**Short problem**
Transcribe the material in full. Nothing should differ except that the pictures are left out.

**Stored data**
▼
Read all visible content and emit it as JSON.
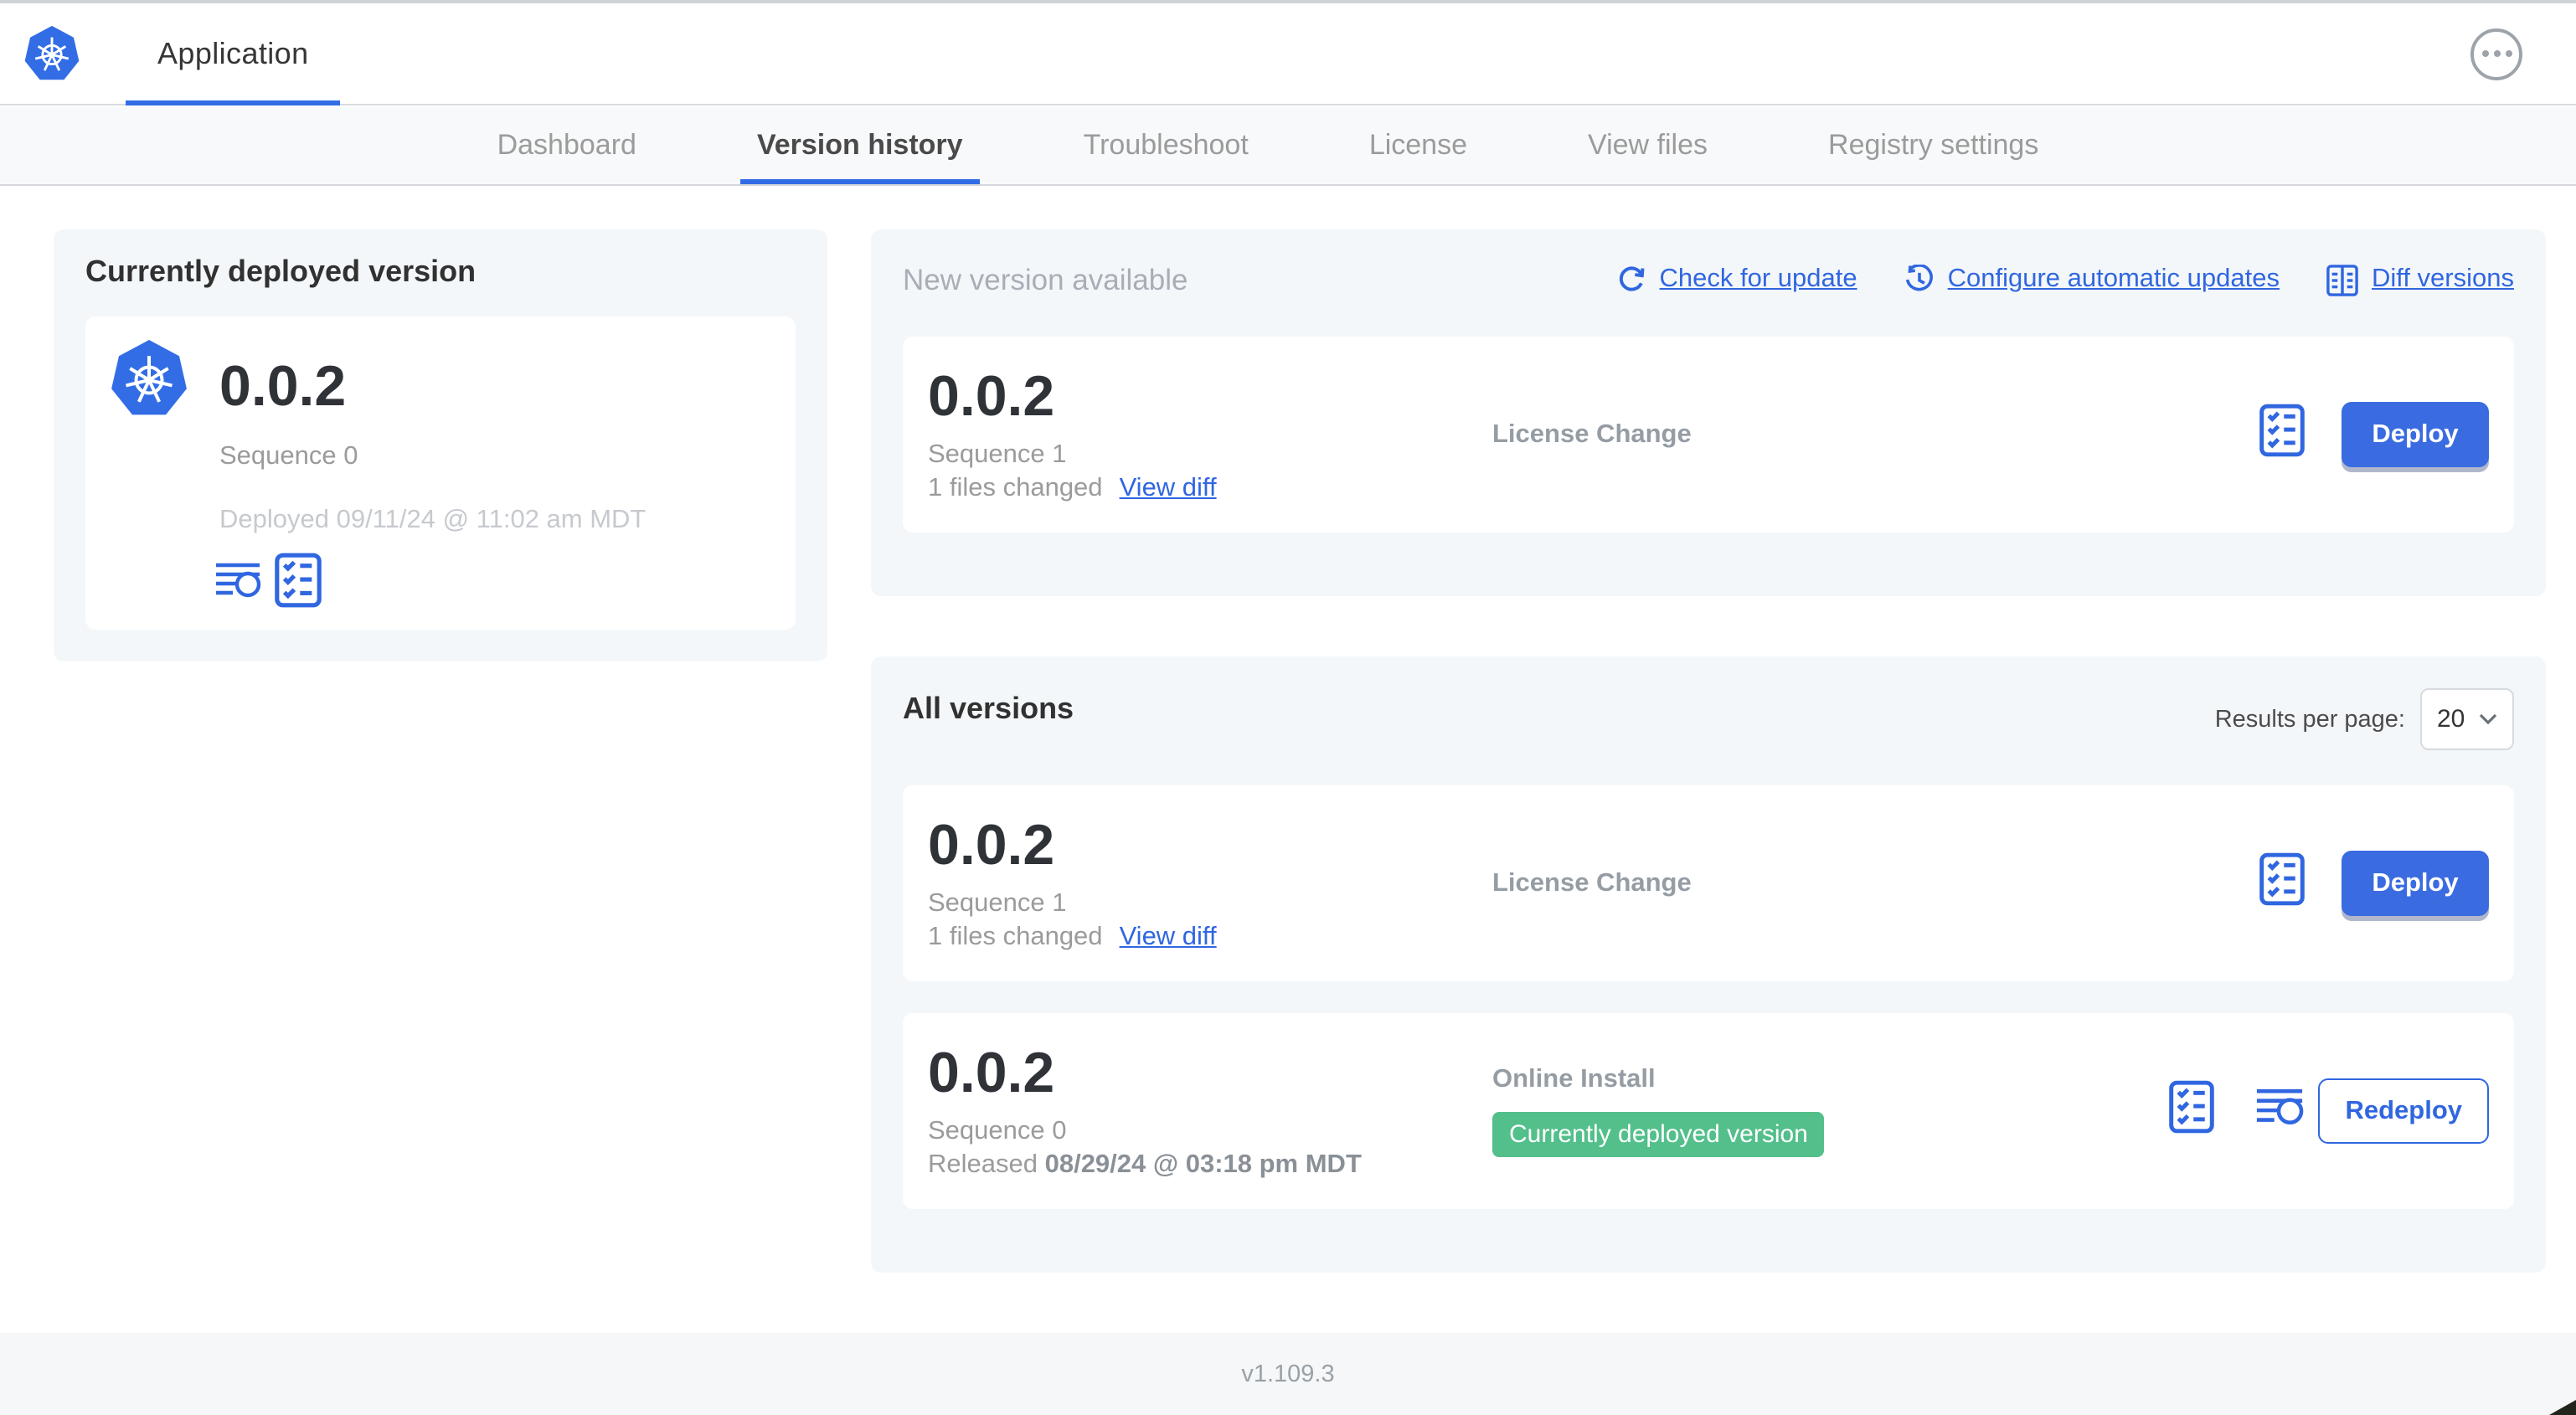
{
  "header": {
    "app_title": "Application"
  },
  "nav": {
    "tabs": [
      {
        "label": "Dashboard",
        "active": false
      },
      {
        "label": "Version history",
        "active": true
      },
      {
        "label": "Troubleshoot",
        "active": false
      },
      {
        "label": "License",
        "active": false
      },
      {
        "label": "View files",
        "active": false
      },
      {
        "label": "Registry settings",
        "active": false
      }
    ]
  },
  "current_version": {
    "title": "Currently deployed version",
    "version": "0.0.2",
    "sequence": "Sequence 0",
    "deployed": "Deployed 09/11/24 @ 11:02 am MDT"
  },
  "new_version": {
    "title": "New version available",
    "links": {
      "check_for_update": "Check for update",
      "configure_updates": "Configure automatic updates",
      "diff_versions": "Diff versions"
    },
    "row": {
      "version": "0.0.2",
      "sequence": "Sequence 1",
      "files_changed": "1 files changed",
      "view_diff": "View diff",
      "type": "License Change",
      "deploy": "Deploy"
    }
  },
  "all_versions": {
    "title": "All versions",
    "results_per_page_label": "Results per page:",
    "results_per_page_value": "20",
    "rows": [
      {
        "version": "0.0.2",
        "sequence": "Sequence 1",
        "files_changed": "1 files changed",
        "view_diff": "View diff",
        "type": "License Change",
        "deploy": "Deploy"
      },
      {
        "version": "0.0.2",
        "sequence": "Sequence 0",
        "released_prefix": "Released ",
        "released_date": "08/29/24 @ 03:18 pm MDT",
        "type": "Online Install",
        "badge": "Currently deployed version",
        "redeploy": "Redeploy"
      }
    ]
  },
  "footer": {
    "version": "v1.109.3"
  },
  "colors": {
    "accent_blue": "#3066e0",
    "kubernetes_blue": "#326de6",
    "badge_green": "#53bf8b"
  }
}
▲
**Exercise solution**
Read all visible content and emit it as JSON.
{
  "header": {
    "app_title": "Application"
  },
  "nav": {
    "tabs": [
      {
        "label": "Dashboard",
        "active": false
      },
      {
        "label": "Version history",
        "active": true
      },
      {
        "label": "Troubleshoot",
        "active": false
      },
      {
        "label": "License",
        "active": false
      },
      {
        "label": "View files",
        "active": false
      },
      {
        "label": "Registry settings",
        "active": false
      }
    ]
  },
  "current_version": {
    "title": "Currently deployed version",
    "version": "0.0.2",
    "sequence": "Sequence 0",
    "deployed": "Deployed 09/11/24 @ 11:02 am MDT"
  },
  "new_version": {
    "title": "New version available",
    "links": {
      "check_for_update": "Check for update",
      "configure_updates": "Configure automatic updates",
      "diff_versions": "Diff versions"
    },
    "row": {
      "version": "0.0.2",
      "sequence": "Sequence 1",
      "files_changed": "1 files changed",
      "view_diff": "View diff",
      "type": "License Change",
      "deploy": "Deploy"
    }
  },
  "all_versions": {
    "title": "All versions",
    "results_per_page_label": "Results per page:",
    "results_per_page_value": "20",
    "rows": [
      {
        "version": "0.0.2",
        "sequence": "Sequence 1",
        "files_changed": "1 files changed",
        "view_diff": "View diff",
        "type": "License Change",
        "deploy": "Deploy"
      },
      {
        "version": "0.0.2",
        "sequence": "Sequence 0",
        "released_prefix": "Released ",
        "released_date": "08/29/24 @ 03:18 pm MDT",
        "type": "Online Install",
        "badge": "Currently deployed version",
        "redeploy": "Redeploy"
      }
    ]
  },
  "footer": {
    "version": "v1.109.3"
  },
  "colors": {
    "accent_blue": "#3066e0",
    "kubernetes_blue": "#326de6",
    "badge_green": "#53bf8b"
  }
}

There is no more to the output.